▼

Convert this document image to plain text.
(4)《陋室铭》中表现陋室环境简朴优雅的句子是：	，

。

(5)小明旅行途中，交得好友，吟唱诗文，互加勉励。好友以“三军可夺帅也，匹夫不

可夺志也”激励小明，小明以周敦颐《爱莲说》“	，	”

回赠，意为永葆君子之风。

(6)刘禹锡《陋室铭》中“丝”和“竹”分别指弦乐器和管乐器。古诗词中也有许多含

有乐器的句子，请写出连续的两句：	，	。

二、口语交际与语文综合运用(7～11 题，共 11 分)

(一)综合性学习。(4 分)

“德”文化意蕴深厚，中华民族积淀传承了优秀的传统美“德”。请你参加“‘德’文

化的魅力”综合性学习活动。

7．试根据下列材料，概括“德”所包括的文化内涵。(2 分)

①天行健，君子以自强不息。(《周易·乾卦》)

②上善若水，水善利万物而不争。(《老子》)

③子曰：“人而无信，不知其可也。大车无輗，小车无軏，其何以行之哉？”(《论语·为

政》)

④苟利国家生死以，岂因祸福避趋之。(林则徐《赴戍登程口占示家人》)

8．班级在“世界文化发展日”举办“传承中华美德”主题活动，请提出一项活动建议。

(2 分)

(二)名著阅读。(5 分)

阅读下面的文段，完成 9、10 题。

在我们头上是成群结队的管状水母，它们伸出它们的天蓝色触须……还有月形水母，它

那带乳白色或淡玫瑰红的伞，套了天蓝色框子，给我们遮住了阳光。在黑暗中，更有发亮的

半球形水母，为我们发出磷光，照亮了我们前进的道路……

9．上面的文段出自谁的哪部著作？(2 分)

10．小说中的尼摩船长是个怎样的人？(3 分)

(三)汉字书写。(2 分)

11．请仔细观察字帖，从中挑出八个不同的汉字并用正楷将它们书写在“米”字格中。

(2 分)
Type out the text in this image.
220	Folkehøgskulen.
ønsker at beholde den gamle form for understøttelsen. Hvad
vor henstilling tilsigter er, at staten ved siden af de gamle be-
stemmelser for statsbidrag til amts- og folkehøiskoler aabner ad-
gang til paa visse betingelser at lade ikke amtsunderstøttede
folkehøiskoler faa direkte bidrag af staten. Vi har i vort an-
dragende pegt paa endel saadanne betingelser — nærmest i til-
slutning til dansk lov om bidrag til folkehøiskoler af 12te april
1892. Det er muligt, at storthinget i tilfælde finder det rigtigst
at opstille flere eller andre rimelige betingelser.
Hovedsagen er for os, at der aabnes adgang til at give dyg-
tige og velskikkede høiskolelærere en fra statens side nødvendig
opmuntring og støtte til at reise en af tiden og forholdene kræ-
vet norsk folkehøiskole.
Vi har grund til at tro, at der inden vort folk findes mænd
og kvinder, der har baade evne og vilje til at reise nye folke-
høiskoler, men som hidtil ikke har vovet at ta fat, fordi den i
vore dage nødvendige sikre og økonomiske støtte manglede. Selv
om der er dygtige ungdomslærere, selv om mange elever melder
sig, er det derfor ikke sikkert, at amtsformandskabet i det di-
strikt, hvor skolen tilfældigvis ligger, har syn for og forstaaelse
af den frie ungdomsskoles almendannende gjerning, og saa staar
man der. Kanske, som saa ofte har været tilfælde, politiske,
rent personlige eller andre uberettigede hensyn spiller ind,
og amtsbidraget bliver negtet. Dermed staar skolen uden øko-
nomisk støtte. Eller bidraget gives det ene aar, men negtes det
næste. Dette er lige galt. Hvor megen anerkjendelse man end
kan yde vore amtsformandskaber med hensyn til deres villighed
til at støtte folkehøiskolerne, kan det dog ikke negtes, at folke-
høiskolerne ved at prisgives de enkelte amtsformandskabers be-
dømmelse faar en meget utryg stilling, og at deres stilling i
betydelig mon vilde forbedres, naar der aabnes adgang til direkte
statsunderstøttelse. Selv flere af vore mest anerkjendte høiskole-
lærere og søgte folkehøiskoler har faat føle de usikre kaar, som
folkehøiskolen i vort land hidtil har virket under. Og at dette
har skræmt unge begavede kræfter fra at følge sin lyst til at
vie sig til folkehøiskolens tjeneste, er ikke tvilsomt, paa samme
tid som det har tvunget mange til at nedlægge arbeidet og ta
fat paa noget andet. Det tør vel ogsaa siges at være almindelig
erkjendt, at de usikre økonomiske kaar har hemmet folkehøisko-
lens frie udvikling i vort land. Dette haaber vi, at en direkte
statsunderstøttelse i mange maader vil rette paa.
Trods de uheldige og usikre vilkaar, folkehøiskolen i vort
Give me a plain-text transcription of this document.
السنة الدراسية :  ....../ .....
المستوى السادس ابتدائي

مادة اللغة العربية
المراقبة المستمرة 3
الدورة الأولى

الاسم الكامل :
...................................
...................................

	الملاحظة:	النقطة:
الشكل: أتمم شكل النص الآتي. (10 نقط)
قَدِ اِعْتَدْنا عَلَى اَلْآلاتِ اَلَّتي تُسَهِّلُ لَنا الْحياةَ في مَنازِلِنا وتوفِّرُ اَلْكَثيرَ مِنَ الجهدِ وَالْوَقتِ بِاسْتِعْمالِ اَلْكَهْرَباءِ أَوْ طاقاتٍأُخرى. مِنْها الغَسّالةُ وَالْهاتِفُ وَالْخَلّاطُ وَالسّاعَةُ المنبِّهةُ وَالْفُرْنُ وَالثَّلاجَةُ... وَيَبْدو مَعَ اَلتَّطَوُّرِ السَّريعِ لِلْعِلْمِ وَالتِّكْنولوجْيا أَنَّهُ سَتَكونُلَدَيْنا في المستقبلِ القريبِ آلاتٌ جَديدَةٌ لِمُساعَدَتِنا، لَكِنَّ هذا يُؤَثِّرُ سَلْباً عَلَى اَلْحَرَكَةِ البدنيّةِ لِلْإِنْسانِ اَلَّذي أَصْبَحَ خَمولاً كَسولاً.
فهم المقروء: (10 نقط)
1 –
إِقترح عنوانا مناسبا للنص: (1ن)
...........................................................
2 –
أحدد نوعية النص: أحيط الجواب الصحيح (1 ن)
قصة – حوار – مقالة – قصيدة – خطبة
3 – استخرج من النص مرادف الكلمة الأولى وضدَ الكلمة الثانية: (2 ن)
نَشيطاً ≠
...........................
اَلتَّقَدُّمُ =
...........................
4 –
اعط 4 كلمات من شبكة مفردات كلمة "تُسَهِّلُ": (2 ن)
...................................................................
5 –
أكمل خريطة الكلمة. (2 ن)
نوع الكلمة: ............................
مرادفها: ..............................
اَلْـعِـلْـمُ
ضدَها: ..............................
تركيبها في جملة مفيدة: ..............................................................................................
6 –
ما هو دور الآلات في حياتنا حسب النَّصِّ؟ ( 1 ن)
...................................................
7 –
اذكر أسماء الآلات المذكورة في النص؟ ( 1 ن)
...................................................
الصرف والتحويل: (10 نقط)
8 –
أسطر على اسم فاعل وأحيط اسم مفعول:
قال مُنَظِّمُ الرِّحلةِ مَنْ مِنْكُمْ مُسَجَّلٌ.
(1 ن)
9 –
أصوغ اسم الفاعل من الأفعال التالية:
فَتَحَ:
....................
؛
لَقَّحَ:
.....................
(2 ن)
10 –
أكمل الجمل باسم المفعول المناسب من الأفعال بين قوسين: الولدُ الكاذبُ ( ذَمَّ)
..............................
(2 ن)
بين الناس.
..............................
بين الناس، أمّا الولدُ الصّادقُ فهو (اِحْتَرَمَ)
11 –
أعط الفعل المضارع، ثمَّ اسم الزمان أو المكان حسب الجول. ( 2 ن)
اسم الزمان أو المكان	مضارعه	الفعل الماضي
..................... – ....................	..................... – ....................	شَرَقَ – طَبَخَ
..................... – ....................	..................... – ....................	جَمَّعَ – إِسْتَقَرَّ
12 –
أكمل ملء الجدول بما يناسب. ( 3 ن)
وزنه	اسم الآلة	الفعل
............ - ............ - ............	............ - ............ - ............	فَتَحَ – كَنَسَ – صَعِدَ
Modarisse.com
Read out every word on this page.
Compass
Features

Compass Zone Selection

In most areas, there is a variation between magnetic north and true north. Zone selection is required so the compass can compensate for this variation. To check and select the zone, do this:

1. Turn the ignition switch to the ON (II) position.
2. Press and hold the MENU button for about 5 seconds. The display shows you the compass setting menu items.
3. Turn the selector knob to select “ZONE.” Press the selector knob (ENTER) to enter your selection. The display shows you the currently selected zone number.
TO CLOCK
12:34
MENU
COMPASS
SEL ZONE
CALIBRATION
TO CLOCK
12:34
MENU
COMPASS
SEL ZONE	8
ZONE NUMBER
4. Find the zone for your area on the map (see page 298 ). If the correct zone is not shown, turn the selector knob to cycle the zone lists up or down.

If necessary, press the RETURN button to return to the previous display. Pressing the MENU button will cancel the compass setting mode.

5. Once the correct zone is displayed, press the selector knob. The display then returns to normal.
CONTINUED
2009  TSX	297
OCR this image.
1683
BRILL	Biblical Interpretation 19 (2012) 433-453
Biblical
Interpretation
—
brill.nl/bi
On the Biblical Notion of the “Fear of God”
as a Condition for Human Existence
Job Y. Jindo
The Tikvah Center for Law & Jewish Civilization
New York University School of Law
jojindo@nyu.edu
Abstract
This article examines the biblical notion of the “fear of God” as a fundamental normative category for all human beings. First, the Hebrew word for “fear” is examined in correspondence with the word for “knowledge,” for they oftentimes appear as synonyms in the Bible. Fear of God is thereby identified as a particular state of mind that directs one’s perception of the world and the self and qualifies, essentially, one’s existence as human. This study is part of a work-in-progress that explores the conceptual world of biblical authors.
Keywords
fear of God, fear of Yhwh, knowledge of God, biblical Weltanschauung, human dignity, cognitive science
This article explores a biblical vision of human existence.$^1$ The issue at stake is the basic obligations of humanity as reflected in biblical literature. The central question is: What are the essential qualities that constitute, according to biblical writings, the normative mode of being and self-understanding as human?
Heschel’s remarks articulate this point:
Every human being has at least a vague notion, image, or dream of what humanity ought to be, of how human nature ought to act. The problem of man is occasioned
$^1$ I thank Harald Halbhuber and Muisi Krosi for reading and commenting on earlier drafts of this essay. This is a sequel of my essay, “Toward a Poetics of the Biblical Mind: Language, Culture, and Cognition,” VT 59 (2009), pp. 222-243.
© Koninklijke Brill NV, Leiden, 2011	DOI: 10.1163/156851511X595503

▲

▶ _Work to do_
State only how many lines in the material include "that".

▶ _Full answer_
2